» DIRECTIONS
Each entry must be given again exactly; images do not belong in the copy.

» PROVIDED INFORMATION
----------

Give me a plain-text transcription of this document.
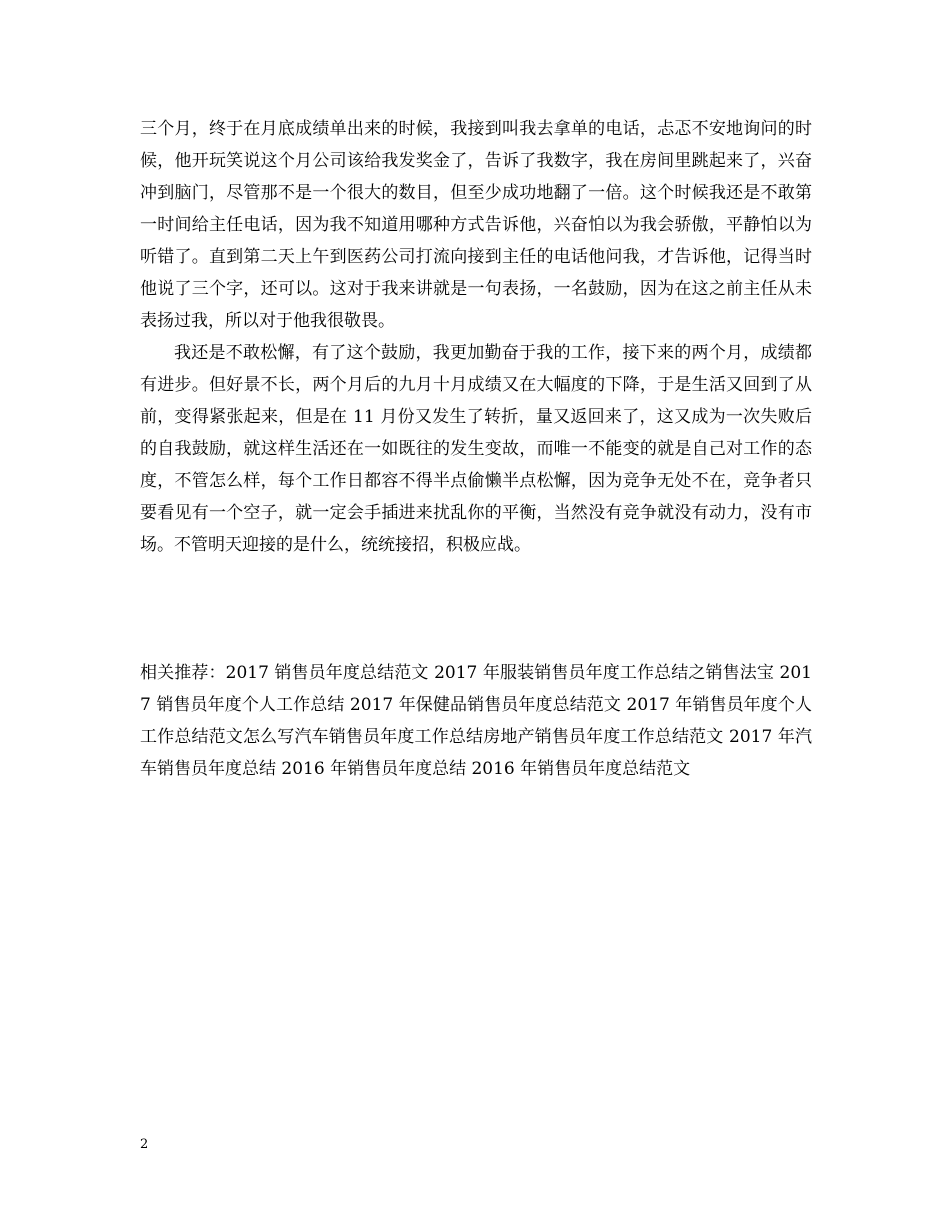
三个月，终于在月底成绩单出来的时候，我接到叫我去拿单的电话，忐忑不安地询问的时候，他开玩笑说这个月公司该给我发奖金了，告诉了我数字，我在房间里跳起来了，兴奋冲到脑门，尽管那不是一个很大的数目，但至少成功地翻了一倍。这个时候我还是不敢第一时间给主任电话，因为我不知道用哪种方式告诉他，兴奋怕以为我会骄傲，平静怕以为听错了。直到第二天上午到医药公司打流向接到主任的电话他问我，才告诉他，记得当时他说了三个字，还可以。这对于我来讲就是一句表扬，一名鼓励，因为在这之前主任从未表扬过我，所以对于他我很敬畏。

我还是不敢松懈，有了这个鼓励，我更加勤奋于我的工作，接下来的两个月，成绩都有进步。但好景不长，两个月后的九月十月成绩又在大幅度的下降，于是生活又回到了从前，变得紧张起来，但是在 11 月份又发生了转折，量又返回来了，这又成为一次失败后的自我鼓励，就这样生活还在一如既往的发生变故，而唯一不能变的就是自己对工作的态度，不管怎么样，每个工作日都容不得半点偷懒半点松懈，因为竞争无处不在，竞争者只要看见有一个空子，就一定会手插进来扰乱你的平衡，当然没有竞争就没有动力，没有市场。不管明天迎接的是什么，统统接招，积极应战。

相关推荐：2017 销售员年度总结范文 2017 年服装销售员年度工作总结之销售法宝 2017 销售员年度个人工作总结 2017 年保健品销售员年度总结范文 2017 年销售员年度个人工作总结范文怎么写汽车销售员年度工作总结房地产销售员年度工作总结范文 2017 年汽车销售员年度总结 2016 年销售员年度总结 2016 年销售员年度总结范文

2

----------

» REPLY
Give me a plain-text transcription of this document.
三个月，终于在月底成绩单出来的时候，我接到叫我去拿单的电话，忐忑不安地询问的时候，他开玩笑说这个月公司该给我发奖金了，告诉了我数字，我在房间里跳起来了，兴奋冲到脑门，尽管那不是一个很大的数目，但至少成功地翻了一倍。这个时候我还是不敢第一时间给主任电话，因为我不知道用哪种方式告诉他，兴奋怕以为我会骄傲，平静怕以为听错了。直到第二天上午到医药公司打流向接到主任的电话他问我，才告诉他，记得当时他说了三个字，还可以。这对于我来讲就是一句表扬，一名鼓励，因为在这之前主任从未表扬过我，所以对于他我很敬畏。

我还是不敢松懈，有了这个鼓励，我更加勤奋于我的工作，接下来的两个月，成绩都有进步。但好景不长，两个月后的九月十月成绩又在大幅度的下降，于是生活又回到了从前，变得紧张起来，但是在 11 月份又发生了转折，量又返回来了，这又成为一次失败后的自我鼓励，就这样生活还在一如既往的发生变故，而唯一不能变的就是自己对工作的态度，不管怎么样，每个工作日都容不得半点偷懒半点松懈，因为竞争无处不在，竞争者只要看见有一个空子，就一定会手插进来扰乱你的平衡，当然没有竞争就没有动力，没有市场。不管明天迎接的是什么，统统接招，积极应战。

相关推荐：2017 销售员年度总结范文 2017 年服装销售员年度工作总结之销售法宝 2017 销售员年度个人工作总结 2017 年保健品销售员年度总结范文 2017 年销售员年度个人工作总结范文怎么写汽车销售员年度工作总结房地产销售员年度工作总结范文 2017 年汽车销售员年度总结 2016 年销售员年度总结 2016 年销售员年度总结范文

2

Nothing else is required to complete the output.